**DO THIS**
Reproduce all of the material exactly as shown.

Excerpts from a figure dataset
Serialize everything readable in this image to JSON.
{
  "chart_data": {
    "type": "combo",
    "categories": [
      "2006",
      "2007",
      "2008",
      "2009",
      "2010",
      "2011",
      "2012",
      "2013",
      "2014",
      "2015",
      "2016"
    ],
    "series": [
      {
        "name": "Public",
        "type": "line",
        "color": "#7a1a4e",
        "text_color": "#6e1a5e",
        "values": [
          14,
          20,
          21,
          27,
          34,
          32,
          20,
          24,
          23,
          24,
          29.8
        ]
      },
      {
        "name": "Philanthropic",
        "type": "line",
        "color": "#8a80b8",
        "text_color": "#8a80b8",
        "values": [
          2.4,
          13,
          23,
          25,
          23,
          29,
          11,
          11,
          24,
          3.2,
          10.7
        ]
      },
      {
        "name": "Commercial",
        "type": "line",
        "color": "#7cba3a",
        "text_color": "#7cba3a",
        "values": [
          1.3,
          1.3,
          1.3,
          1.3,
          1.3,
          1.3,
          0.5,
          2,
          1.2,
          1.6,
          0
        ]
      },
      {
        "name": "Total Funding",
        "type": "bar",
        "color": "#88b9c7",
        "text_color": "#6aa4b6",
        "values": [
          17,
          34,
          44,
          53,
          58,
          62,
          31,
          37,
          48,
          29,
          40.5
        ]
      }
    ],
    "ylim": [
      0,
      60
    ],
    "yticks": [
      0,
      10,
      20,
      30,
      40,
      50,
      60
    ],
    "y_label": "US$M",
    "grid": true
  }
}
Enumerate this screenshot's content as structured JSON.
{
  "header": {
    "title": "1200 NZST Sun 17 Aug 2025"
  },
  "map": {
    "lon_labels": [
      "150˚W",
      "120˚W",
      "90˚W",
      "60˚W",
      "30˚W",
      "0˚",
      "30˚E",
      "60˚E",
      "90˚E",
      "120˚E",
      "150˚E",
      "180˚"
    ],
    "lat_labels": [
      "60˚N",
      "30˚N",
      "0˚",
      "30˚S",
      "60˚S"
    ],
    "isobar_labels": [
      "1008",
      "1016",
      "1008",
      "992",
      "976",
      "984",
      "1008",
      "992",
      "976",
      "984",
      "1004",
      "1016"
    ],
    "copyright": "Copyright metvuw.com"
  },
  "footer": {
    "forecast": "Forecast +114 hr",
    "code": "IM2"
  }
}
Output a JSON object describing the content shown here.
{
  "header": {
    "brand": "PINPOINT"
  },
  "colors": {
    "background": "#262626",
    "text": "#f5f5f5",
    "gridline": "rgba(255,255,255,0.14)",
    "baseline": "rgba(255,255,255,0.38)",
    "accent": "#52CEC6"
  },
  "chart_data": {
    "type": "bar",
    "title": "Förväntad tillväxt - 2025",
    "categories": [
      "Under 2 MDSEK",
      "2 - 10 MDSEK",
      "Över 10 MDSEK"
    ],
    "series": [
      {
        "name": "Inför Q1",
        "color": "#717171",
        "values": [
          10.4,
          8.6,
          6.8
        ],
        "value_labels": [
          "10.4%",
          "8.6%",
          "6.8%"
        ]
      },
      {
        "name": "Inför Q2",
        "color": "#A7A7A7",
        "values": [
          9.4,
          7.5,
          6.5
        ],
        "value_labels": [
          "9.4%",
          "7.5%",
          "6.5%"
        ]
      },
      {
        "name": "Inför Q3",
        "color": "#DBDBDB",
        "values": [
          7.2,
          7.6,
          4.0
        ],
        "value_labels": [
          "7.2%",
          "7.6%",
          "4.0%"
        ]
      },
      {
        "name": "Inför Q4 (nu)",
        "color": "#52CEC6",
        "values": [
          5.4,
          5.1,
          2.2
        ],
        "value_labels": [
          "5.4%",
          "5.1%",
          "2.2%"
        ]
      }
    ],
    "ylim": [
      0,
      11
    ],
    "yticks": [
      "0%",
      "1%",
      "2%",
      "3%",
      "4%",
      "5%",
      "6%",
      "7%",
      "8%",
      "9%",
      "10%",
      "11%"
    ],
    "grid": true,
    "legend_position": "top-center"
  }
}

**RESPONSE TO THE EXERCISE**
Serialize everything readable in this image to JSON.
{
  "chart_data": {
    "type": "combo",
    "categories": [
      "2006",
      "2007",
      "2008",
      "2009",
      "2010",
      "2011",
      "2012",
      "2013",
      "2014",
      "2015",
      "2016"
    ],
    "series": [
      {
        "name": "Public",
        "type": "line",
        "color": "#7a1a4e",
        "text_color": "#6e1a5e",
        "values": [
          14,
          20,
          21,
          27,
          34,
          32,
          20,
          24,
          23,
          24,
          29.8
        ]
      },
      {
        "name": "Philanthropic",
        "type": "line",
        "color": "#8a80b8",
        "text_color": "#8a80b8",
        "values": [
          2.4,
          13,
          23,
          25,
          23,
          29,
          11,
          11,
          24,
          3.2,
          10.7
        ]
      },
      {
        "name": "Commercial",
        "type": "line",
        "color": "#7cba3a",
        "text_color": "#7cba3a",
        "values": [
          1.3,
          1.3,
          1.3,
          1.3,
          1.3,
          1.3,
          0.5,
          2,
          1.2,
          1.6,
          0
        ]
      },
      {
        "name": "Total Funding",
        "type": "bar",
        "color": "#88b9c7",
        "text_color": "#6aa4b6",
        "values": [
          17,
          34,
          44,
          53,
          58,
          62,
          31,
          37,
          48,
          29,
          40.5
        ]
      }
    ],
    "ylim": [
      0,
      60
    ],
    "yticks": [
      0,
      10,
      20,
      30,
      40,
      50,
      60
    ],
    "y_label": "US$M",
    "grid": true
  }
}
Enumerate this screenshot's content as structured JSON.
{
  "header": {
    "title": "1200 NZST Sun 17 Aug 2025"
  },
  "map": {
    "lon_labels": [
      "150˚W",
      "120˚W",
      "90˚W",
      "60˚W",
      "30˚W",
      "0˚",
      "30˚E",
      "60˚E",
      "90˚E",
      "120˚E",
      "150˚E",
      "180˚"
    ],
    "lat_labels": [
      "60˚N",
      "30˚N",
      "0˚",
      "30˚S",
      "60˚S"
    ],
    "isobar_labels": [
      "1008",
      "1016",
      "1008",
      "992",
      "976",
      "984",
      "1008",
      "992",
      "976",
      "984",
      "1004",
      "1016"
    ],
    "copyright": "Copyright metvuw.com"
  },
  "footer": {
    "forecast": "Forecast +114 hr",
    "code": "IM2"
  }
}
Output a JSON object describing the content shown here.
{
  "header": {
    "brand": "PINPOINT"
  },
  "colors": {
    "background": "#262626",
    "text": "#f5f5f5",
    "gridline": "rgba(255,255,255,0.14)",
    "baseline": "rgba(255,255,255,0.38)",
    "accent": "#52CEC6"
  },
  "chart_data": {
    "type": "bar",
    "title": "Förväntad tillväxt - 2025",
    "categories": [
      "Under 2 MDSEK",
      "2 - 10 MDSEK",
      "Över 10 MDSEK"
    ],
    "series": [
      {
        "name": "Inför Q1",
        "color": "#717171",
        "values": [
          10.4,
          8.6,
          6.8
        ],
        "value_labels": [
          "10.4%",
          "8.6%",
          "6.8%"
        ]
      },
      {
        "name": "Inför Q2",
        "color": "#A7A7A7",
        "values": [
          9.4,
          7.5,
          6.5
        ],
        "value_labels": [
          "9.4%",
          "7.5%",
          "6.5%"
        ]
      },
      {
        "name": "Inför Q3",
        "color": "#DBDBDB",
        "values": [
          7.2,
          7.6,
          4.0
        ],
        "value_labels": [
          "7.2%",
          "7.6%",
          "4.0%"
        ]
      },
      {
        "name": "Inför Q4 (nu)",
        "color": "#52CEC6",
        "values": [
          5.4,
          5.1,
          2.2
        ],
        "value_labels": [
          "5.4%",
          "5.1%",
          "2.2%"
        ]
      }
    ],
    "ylim": [
      0,
      11
    ],
    "yticks": [
      "0%",
      "1%",
      "2%",
      "3%",
      "4%",
      "5%",
      "6%",
      "7%",
      "8%",
      "9%",
      "10%",
      "11%"
    ],
    "grid": true,
    "legend_position": "top-center"
  }
}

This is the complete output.